== SUPPLIED RECORDS

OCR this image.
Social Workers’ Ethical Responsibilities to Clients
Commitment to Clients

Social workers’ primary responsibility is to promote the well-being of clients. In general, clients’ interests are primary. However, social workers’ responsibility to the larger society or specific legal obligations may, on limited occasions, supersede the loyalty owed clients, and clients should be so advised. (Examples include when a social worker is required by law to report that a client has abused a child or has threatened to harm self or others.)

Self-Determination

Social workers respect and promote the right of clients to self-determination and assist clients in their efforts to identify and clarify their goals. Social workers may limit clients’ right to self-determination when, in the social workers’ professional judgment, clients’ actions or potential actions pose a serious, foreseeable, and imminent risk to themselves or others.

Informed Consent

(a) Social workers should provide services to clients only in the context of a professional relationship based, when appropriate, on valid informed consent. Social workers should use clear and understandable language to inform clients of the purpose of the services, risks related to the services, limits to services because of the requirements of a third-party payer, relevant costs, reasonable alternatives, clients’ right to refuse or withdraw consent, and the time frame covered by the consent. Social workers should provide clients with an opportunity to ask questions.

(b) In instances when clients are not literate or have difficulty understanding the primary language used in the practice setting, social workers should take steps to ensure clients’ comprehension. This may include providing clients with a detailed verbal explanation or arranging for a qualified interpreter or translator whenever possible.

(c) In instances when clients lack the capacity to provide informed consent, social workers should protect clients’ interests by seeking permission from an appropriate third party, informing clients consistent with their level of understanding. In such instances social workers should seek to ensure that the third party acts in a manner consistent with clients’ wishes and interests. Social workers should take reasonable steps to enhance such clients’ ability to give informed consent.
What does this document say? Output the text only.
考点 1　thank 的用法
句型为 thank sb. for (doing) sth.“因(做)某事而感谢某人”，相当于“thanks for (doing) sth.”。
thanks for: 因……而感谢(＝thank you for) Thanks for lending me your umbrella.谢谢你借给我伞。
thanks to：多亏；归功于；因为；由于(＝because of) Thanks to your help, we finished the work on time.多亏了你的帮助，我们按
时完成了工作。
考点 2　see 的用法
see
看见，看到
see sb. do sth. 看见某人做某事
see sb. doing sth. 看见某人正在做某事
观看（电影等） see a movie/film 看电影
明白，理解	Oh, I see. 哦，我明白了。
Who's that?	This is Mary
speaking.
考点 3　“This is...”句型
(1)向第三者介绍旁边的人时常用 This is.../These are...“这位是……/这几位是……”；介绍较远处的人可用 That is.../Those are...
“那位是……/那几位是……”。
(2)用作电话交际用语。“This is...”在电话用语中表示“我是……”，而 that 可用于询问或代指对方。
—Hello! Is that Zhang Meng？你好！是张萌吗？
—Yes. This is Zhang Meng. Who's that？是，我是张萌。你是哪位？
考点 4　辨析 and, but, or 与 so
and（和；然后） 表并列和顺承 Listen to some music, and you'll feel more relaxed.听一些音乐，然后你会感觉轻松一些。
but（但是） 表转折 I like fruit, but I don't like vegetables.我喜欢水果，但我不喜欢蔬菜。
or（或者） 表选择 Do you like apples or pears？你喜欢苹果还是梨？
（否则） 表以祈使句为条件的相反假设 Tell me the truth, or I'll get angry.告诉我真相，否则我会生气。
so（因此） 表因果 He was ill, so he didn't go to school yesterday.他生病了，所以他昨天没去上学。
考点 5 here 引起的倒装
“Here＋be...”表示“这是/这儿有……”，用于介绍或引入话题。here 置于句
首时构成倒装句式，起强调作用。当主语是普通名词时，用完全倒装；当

====

**WHAT YOU SHOULD DO**
Search the entries for the word "language", then list each line that holds it.

**THE OUTPUT**
(a) Social workers should provide services to clients only in the context of a professional relationship based, when appropriate, on valid informed consent. Social workers should use clear and understandable language to inform clients of the purpose of the services, risks related to the services, limits to services because of the requirements of a third-party payer, relevant costs, reasonable alternatives, clients’ right to refuse or withdraw consent, and the time frame covered by the consent. Social workers should provide clients with an opportunity to ask questions.
(b) In instances when clients are not literate or have difficulty understanding the primary language used in the practice setting, social workers should take steps to ensure clients’ comprehension. This may include providing clients with a detailed verbal explanation or arranging for a qualified interpreter or translator whenever possible.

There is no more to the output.